*SET TASK*. Repeat each line of the material exactly.

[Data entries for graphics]
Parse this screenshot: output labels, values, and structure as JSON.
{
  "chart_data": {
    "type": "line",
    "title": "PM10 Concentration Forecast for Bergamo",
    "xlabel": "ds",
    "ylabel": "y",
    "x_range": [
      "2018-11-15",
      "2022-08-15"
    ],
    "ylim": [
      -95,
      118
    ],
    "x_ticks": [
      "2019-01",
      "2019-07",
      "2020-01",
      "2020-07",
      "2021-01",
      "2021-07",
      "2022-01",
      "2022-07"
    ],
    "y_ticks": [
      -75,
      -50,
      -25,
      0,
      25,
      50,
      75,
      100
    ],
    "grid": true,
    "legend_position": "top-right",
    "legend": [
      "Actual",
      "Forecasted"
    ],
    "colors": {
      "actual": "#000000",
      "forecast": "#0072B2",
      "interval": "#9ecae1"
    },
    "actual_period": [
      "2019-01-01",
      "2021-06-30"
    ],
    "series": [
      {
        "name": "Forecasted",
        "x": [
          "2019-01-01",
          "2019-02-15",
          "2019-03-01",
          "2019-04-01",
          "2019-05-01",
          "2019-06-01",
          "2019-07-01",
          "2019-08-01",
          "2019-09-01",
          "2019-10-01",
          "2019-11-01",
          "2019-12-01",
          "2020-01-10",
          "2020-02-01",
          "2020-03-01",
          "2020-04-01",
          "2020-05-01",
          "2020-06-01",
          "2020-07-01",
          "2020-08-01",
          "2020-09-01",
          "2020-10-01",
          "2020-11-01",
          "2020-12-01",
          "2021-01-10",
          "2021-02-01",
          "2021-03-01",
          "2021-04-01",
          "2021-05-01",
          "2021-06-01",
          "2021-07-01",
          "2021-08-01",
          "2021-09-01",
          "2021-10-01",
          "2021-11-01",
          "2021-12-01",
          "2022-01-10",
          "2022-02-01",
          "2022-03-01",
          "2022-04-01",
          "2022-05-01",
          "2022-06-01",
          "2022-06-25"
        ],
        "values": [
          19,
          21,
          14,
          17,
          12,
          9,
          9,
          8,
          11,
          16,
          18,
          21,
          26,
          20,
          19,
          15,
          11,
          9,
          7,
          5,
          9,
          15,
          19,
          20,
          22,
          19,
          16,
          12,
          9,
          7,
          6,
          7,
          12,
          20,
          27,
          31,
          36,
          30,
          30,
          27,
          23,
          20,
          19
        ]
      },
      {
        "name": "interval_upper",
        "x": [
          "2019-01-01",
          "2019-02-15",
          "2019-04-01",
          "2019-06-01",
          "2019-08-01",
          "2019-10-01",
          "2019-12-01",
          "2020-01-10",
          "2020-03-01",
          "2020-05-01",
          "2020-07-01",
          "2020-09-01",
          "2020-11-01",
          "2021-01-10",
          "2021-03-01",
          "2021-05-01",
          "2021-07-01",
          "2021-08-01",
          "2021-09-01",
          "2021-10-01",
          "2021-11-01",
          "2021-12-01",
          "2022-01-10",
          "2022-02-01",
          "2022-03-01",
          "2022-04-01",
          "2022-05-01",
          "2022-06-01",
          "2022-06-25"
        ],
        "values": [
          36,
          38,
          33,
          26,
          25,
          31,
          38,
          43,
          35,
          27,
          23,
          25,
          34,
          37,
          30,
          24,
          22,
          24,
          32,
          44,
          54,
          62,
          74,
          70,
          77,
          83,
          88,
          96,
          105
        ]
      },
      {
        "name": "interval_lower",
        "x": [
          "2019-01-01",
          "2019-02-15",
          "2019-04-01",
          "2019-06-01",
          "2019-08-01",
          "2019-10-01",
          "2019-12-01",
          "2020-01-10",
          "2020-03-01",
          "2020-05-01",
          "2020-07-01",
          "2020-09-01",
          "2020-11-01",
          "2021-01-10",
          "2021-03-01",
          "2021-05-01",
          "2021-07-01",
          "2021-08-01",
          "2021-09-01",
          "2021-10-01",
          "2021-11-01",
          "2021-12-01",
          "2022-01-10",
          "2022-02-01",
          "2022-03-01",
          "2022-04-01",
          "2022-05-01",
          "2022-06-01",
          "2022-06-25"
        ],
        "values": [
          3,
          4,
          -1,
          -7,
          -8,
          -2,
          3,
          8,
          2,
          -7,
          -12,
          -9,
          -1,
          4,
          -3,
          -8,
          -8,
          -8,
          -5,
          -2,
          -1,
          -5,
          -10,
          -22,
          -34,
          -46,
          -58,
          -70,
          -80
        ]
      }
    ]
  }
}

*FINAL RESULT*.
Parse this screenshot: output labels, values, and structure as JSON.
{
  "chart_data": {
    "type": "line",
    "title": "PM10 Concentration Forecast for Bergamo",
    "xlabel": "ds",
    "ylabel": "y",
    "x_range": [
      "2018-11-15",
      "2022-08-15"
    ],
    "ylim": [
      -95,
      118
    ],
    "x_ticks": [
      "2019-01",
      "2019-07",
      "2020-01",
      "2020-07",
      "2021-01",
      "2021-07",
      "2022-01",
      "2022-07"
    ],
    "y_ticks": [
      -75,
      -50,
      -25,
      0,
      25,
      50,
      75,
      100
    ],
    "grid": true,
    "legend_position": "top-right",
    "legend": [
      "Actual",
      "Forecasted"
    ],
    "colors": {
      "actual": "#000000",
      "forecast": "#0072B2",
      "interval": "#9ecae1"
    },
    "actual_period": [
      "2019-01-01",
      "2021-06-30"
    ],
    "series": [
      {
        "name": "Forecasted",
        "x": [
          "2019-01-01",
          "2019-02-15",
          "2019-03-01",
          "2019-04-01",
          "2019-05-01",
          "2019-06-01",
          "2019-07-01",
          "2019-08-01",
          "2019-09-01",
          "2019-10-01",
          "2019-11-01",
          "2019-12-01",
          "2020-01-10",
          "2020-02-01",
          "2020-03-01",
          "2020-04-01",
          "2020-05-01",
          "2020-06-01",
          "2020-07-01",
          "2020-08-01",
          "2020-09-01",
          "2020-10-01",
          "2020-11-01",
          "2020-12-01",
          "2021-01-10",
          "2021-02-01",
          "2021-03-01",
          "2021-04-01",
          "2021-05-01",
          "2021-06-01",
          "2021-07-01",
          "2021-08-01",
          "2021-09-01",
          "2021-10-01",
          "2021-11-01",
          "2021-12-01",
          "2022-01-10",
          "2022-02-01",
          "2022-03-01",
          "2022-04-01",
          "2022-05-01",
          "2022-06-01",
          "2022-06-25"
        ],
        "values": [
          19,
          21,
          14,
          17,
          12,
          9,
          9,
          8,
          11,
          16,
          18,
          21,
          26,
          20,
          19,
          15,
          11,
          9,
          7,
          5,
          9,
          15,
          19,
          20,
          22,
          19,
          16,
          12,
          9,
          7,
          6,
          7,
          12,
          20,
          27,
          31,
          36,
          30,
          30,
          27,
          23,
          20,
          19
        ]
      },
      {
        "name": "interval_upper",
        "x": [
          "2019-01-01",
          "2019-02-15",
          "2019-04-01",
          "2019-06-01",
          "2019-08-01",
          "2019-10-01",
          "2019-12-01",
          "2020-01-10",
          "2020-03-01",
          "2020-05-01",
          "2020-07-01",
          "2020-09-01",
          "2020-11-01",
          "2021-01-10",
          "2021-03-01",
          "2021-05-01",
          "2021-07-01",
          "2021-08-01",
          "2021-09-01",
          "2021-10-01",
          "2021-11-01",
          "2021-12-01",
          "2022-01-10",
          "2022-02-01",
          "2022-03-01",
          "2022-04-01",
          "2022-05-01",
          "2022-06-01",
          "2022-06-25"
        ],
        "values": [
          36,
          38,
          33,
          26,
          25,
          31,
          38,
          43,
          35,
          27,
          23,
          25,
          34,
          37,
          30,
          24,
          22,
          24,
          32,
          44,
          54,
          62,
          74,
          70,
          77,
          83,
          88,
          96,
          105
        ]
      },
      {
        "name": "interval_lower",
        "x": [
          "2019-01-01",
          "2019-02-15",
          "2019-04-01",
          "2019-06-01",
          "2019-08-01",
          "2019-10-01",
          "2019-12-01",
          "2020-01-10",
          "2020-03-01",
          "2020-05-01",
          "2020-07-01",
          "2020-09-01",
          "2020-11-01",
          "2021-01-10",
          "2021-03-01",
          "2021-05-01",
          "2021-07-01",
          "2021-08-01",
          "2021-09-01",
          "2021-10-01",
          "2021-11-01",
          "2021-12-01",
          "2022-01-10",
          "2022-02-01",
          "2022-03-01",
          "2022-04-01",
          "2022-05-01",
          "2022-06-01",
          "2022-06-25"
        ],
        "values": [
          3,
          4,
          -1,
          -7,
          -8,
          -2,
          3,
          8,
          2,
          -7,
          -12,
          -9,
          -1,
          4,
          -3,
          -8,
          -8,
          -8,
          -5,
          -2,
          -1,
          -5,
          -10,
          -22,
          -34,
          -46,
          -58,
          -70,
          -80
        ]
      }
    ]
  }
}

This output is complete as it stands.